Exercise task -> Copy every entry exactly as given, minus the images.

Stored rows ->
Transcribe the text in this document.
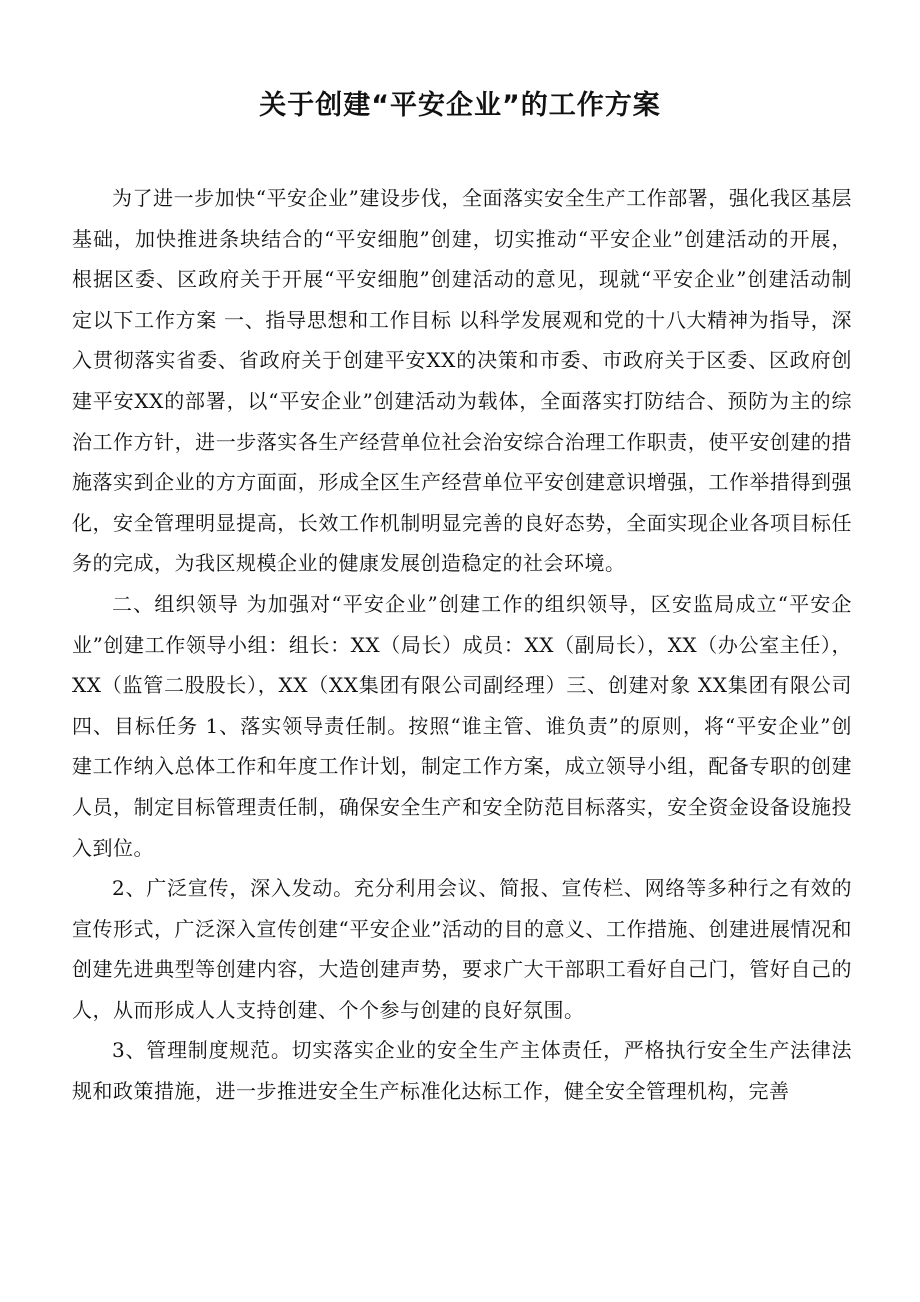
关于创建“平安企业”的工作方案

为了进一步加快“平安企业”建设步伐，全面落实安全生产工作部署，强化我区基层基础，加快推进条块结合的“平安细胞”创建，切实推动“平安企业”创建活动的开展，根据区委、区政府关于开展“平安细胞”创建活动的意见，现就“平安企业”创建活动制定以下工作方案 一、指导思想和工作目标 以科学发展观和党的十八大精神为指导，深入贯彻落实省委、省政府关于创建平安XX的决策和市委、市政府关于区委、区政府创建平安XX的部署，以“平安企业”创建活动为载体，全面落实打防结合、预防为主的综治工作方针，进一步落实各生产经营单位社会治安综合治理工作职责，使平安创建的措施落实到企业的方方面面，形成全区生产经营单位平安创建意识增强，工作举措得到强化，安全管理明显提高，长效工作机制明显完善的良好态势，全面实现企业各项目标任务的完成，为我区规模企业的健康发展创造稳定的社会环境。

二、组织领导 为加强对“平安企业”创建工作的组织领导，区安监局成立“平安企业”创建工作领导小组：组长：XX（局长）成员：XX（副局长），XX（办公室主任），XX（监管二股股长），XX（XX集团有限公司副经理）三、创建对象 XX集团有限公司 四、目标任务 1、落实领导责任制。按照“谁主管、谁负责”的原则，将“平安企业”创建工作纳入总体工作和年度工作计划，制定工作方案，成立领导小组，配备专职的创建人员，制定目标管理责任制，确保安全生产和安全防范目标落实，安全资金设备设施投入到位。

2、广泛宣传，深入发动。充分利用会议、简报、宣传栏、网络等多种行之有效的宣传形式，广泛深入宣传创建“平安企业”活动的目的意义、工作措施、创建进展情况和创建先进典型等创建内容，大造创建声势，要求广大干部职工看好自己门，管好自己的人，从而形成人人支持创建、个个参与创建的良好氛围。

3、管理制度规范。切实落实企业的安全生产主体责任，严格执行安全生产法律法规和政策措施，进一步推进安全生产标准化达标工作，健全安全管理机构，完善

Full output ->
Transcribe the text in this document.
关于创建“平安企业”的工作方案

为了进一步加快“平安企业”建设步伐，全面落实安全生产工作部署，强化我区基层基础，加快推进条块结合的“平安细胞”创建，切实推动“平安企业”创建活动的开展，根据区委、区政府关于开展“平安细胞”创建活动的意见，现就“平安企业”创建活动制定以下工作方案 一、指导思想和工作目标 以科学发展观和党的十八大精神为指导，深入贯彻落实省委、省政府关于创建平安XX的决策和市委、市政府关于区委、区政府创建平安XX的部署，以“平安企业”创建活动为载体，全面落实打防结合、预防为主的综治工作方针，进一步落实各生产经营单位社会治安综合治理工作职责，使平安创建的措施落实到企业的方方面面，形成全区生产经营单位平安创建意识增强，工作举措得到强化，安全管理明显提高，长效工作机制明显完善的良好态势，全面实现企业各项目标任务的完成，为我区规模企业的健康发展创造稳定的社会环境。

二、组织领导 为加强对“平安企业”创建工作的组织领导，区安监局成立“平安企业”创建工作领导小组：组长：XX（局长）成员：XX（副局长），XX（办公室主任），XX（监管二股股长），XX（XX集团有限公司副经理）三、创建对象 XX集团有限公司 四、目标任务 1、落实领导责任制。按照“谁主管、谁负责”的原则，将“平安企业”创建工作纳入总体工作和年度工作计划，制定工作方案，成立领导小组，配备专职的创建人员，制定目标管理责任制，确保安全生产和安全防范目标落实，安全资金设备设施投入到位。

2、广泛宣传，深入发动。充分利用会议、简报、宣传栏、网络等多种行之有效的宣传形式，广泛深入宣传创建“平安企业”活动的目的意义、工作措施、创建进展情况和创建先进典型等创建内容，大造创建声势，要求广大干部职工看好自己门，管好自己的人，从而形成人人支持创建、个个参与创建的良好氛围。

3、管理制度规范。切实落实企业的安全生产主体责任，严格执行安全生产法律法规和政策措施，进一步推进安全生产标准化达标工作，健全安全管理机构，完善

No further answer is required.